(Excerpts from a transcription dataset)
⟨

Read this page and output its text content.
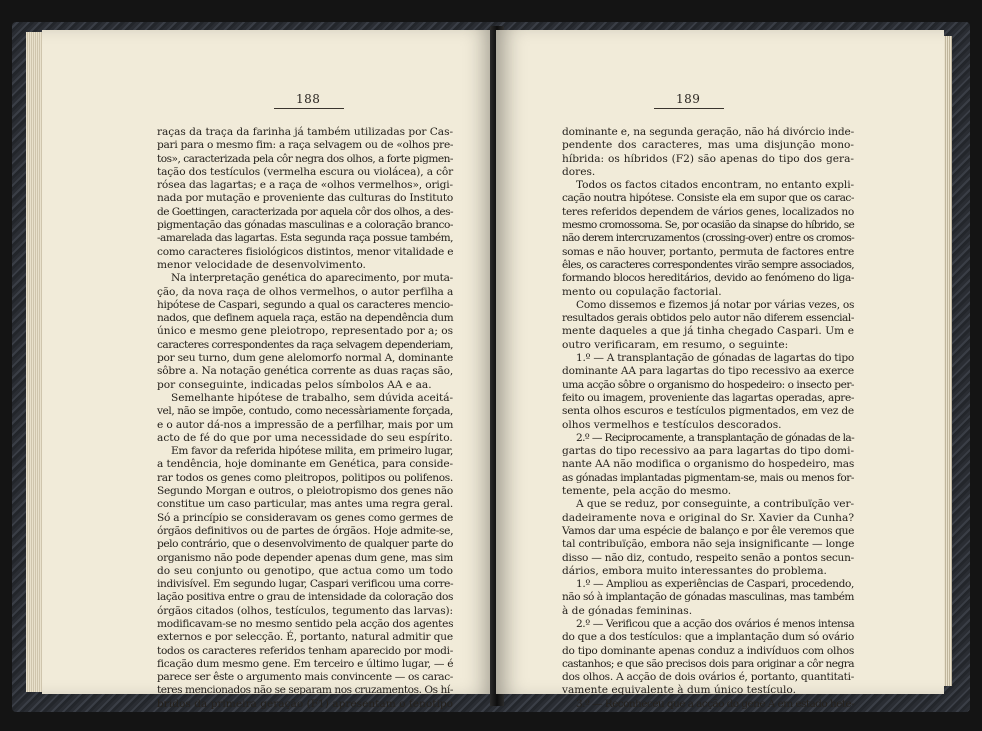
188
raças da traça da farinha já também utilizadas por Cas-
pari para o mesmo fim: a raça selvagem ou de «olhos pre-
tos», caracterizada pela côr negra dos olhos, a forte pigmen-
tação dos testículos (vermelha escura ou violácea), a côr
rósea das lagartas; e a raça de «olhos vermelhos», origi-
nada por mutação e proveniente das culturas do Instituto
de Goettingen, caracterizada por aquela côr dos olhos, a des-
pigmentação das gónadas masculinas e a coloração branco-
-amarelada das lagartas. Esta segunda raça possue também,
como caracteres fisiológicos distintos, menor vitalidade e
menor velocidade de desenvolvimento.
Na interpretação genética do aparecimento, por muta-
ção, da nova raça de olhos vermelhos, o autor perfilha a
hipótese de Caspari, segundo a qual os caracteres mencio-
nados, que definem aquela raça, estão na dependência dum
único e mesmo gene pleiotropo, representado por a; os
caracteres correspondentes da raça selvagem dependeriam,
por seu turno, dum gene alelomorfo normal A, dominante
sôbre a. Na notação genética corrente as duas raças são,
por conseguinte, indicadas pelos símbolos AA e aa.
Semelhante hipótese de trabalho, sem dúvida aceitá-
vel, não se impõe, contudo, como necessàriamente forçada,
e o autor dá-nos a impressão de a perfilhar, mais por um
acto de fé do que por uma necessidade do seu espírito.
Em favor da referida hipótese milita, em primeiro lugar,
a tendência, hoje dominante em Genética, para conside-
rar todos os genes como pleitropos, politipos ou polifenos.
Segundo Morgan e outros, o pleiotropismo dos genes não
constitue um caso particular, mas antes uma regra geral.
Só a princípio se consideravam os genes como germes de
órgãos definitivos ou de partes de órgãos. Hoje admite-se,
pelo contrário, que o desenvolvimento de qualquer parte do
organismo não pode depender apenas dum gene, mas sim
do seu conjunto ou genotipo, que actua como um todo
indivisível. Em segundo lugar, Caspari verificou uma corre-
lação positiva entre o grau de intensidade da coloração dos
órgãos citados (olhos, testículos, tegumento das larvas):
modificavam-se no mesmo sentido pela acção dos agentes
externos e por selecção. É, portanto, natural admitir que
todos os caracteres referidos tenham aparecido por modi-
ficação dum mesmo gene. Em terceiro e último lugar, — é
parece ser êste o argumento mais convincente — os carac-
teres mencionados não se separam nos cruzamentos. Os hí-
bridos da primeira geração (F1) apresentam o fenotipo
189
dominante e, na segunda geração, não há divórcio inde-
pendente dos caracteres, mas uma disjunção mono-
híbrida: os híbridos (F2) são apenas do tipo dos gera-
dores.
Todos os factos citados encontram, no entanto expli-
cação noutra hipótese. Consiste ela em supor que os carac-
teres referidos dependem de vários genes, localizados no
mesmo cromossoma. Se, por ocasião da sinapse do híbrido, se
não derem intercruzamentos (crossing-over) entre os cromos-
somas e não houver, portanto, permuta de factores entre
êles, os caracteres correspondentes virão sempre associados,
formando blocos hereditários, devido ao fenómeno do liga-
mento ou copulação factorial.
Como dissemos e fizemos já notar por várias vezes, os
resultados gerais obtidos pelo autor não diferem essencial-
mente daqueles a que já tinha chegado Caspari. Um e
outro verificaram, em resumo, o seguinte:
1.º — A transplantação de gónadas de lagartas do tipo
dominante AA para lagartas do tipo recessivo aa exerce
uma acção sôbre o organismo do hospedeiro: o insecto per-
feito ou imagem, proveniente das lagartas operadas, apre-
senta olhos escuros e testículos pigmentados, em vez de
olhos vermelhos e testículos descorados.
2.º — Reciprocamente, a transplantação de gónadas de la-
gartas do tipo recessivo aa para lagartas do tipo domi-
nante AA não modifica o organismo do hospedeiro, mas
as gónadas implantadas pigmentam-se, mais ou menos for-
temente, pela acção do mesmo.
A que se reduz, por conseguinte, a contribuïção ver-
dadeiramente nova e original do Sr. Xavier da Cunha?
Vamos dar uma espécie de balanço e por êle veremos que
tal contribuïção, embora não seja insignificante — longe
disso — não diz, contudo, respeito senão a pontos secun-
dários, embora muito interessantes do problema.
1.º — Ampliou as experiências de Caspari, procedendo,
não só à implantação de gónadas masculinas, mas também
à de gónadas femininas.
2.º — Verificou que a acção dos ovários é menos intensa
do que a dos testículos: que a implantação dum só ovário
do tipo dominante apenas conduz a indivíduos com olhos
castanhos; e que são precisos dois para originar a côr negra
dos olhos. A acção de dois ovários é, portanto, quantitati-
vamente equivalente à dum único testículo.
3.º — Reconheceu que a acção do gene A em estado hete-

⟩

Which of the lines above include the word "apenas"? Copy each of them.

* **EXERCISE ANSWER**
organismo não pode depender apenas dum gene, mas sim
híbrida: os híbridos (F2) são apenas do tipo dos gera-
do tipo dominante apenas conduz a indivíduos com olhos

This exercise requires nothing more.